- [Instruction] Count how many lines of the material below have the word "Sale" and give only the number.

- [Entries]
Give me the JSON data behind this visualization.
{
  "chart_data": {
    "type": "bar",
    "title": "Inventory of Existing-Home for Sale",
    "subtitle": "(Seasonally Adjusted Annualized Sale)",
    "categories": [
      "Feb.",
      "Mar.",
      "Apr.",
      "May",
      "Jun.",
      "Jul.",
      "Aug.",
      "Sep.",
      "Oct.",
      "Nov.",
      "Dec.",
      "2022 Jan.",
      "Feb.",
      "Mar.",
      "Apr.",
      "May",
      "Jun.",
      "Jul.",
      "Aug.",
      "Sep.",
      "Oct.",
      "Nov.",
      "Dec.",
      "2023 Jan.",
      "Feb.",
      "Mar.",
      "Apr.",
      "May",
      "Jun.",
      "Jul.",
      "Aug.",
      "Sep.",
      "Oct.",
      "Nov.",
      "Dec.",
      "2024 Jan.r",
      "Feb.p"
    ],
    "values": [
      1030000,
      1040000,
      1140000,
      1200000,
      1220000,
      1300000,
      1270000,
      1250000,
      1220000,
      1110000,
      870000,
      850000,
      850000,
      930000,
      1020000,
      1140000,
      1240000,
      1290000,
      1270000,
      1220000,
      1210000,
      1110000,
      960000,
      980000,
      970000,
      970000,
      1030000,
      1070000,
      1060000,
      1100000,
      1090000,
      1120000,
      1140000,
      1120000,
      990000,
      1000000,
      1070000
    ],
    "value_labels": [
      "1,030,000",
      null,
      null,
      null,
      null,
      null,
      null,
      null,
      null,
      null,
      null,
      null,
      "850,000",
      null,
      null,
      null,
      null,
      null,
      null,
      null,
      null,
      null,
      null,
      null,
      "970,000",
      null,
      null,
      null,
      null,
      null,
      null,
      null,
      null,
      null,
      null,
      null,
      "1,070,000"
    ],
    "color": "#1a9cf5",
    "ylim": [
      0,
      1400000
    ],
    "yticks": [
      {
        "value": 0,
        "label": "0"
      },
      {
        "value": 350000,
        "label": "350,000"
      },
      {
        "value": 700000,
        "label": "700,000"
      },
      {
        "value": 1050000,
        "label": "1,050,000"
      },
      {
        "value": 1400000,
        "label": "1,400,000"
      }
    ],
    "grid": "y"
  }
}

- [Reply to the exercise] 2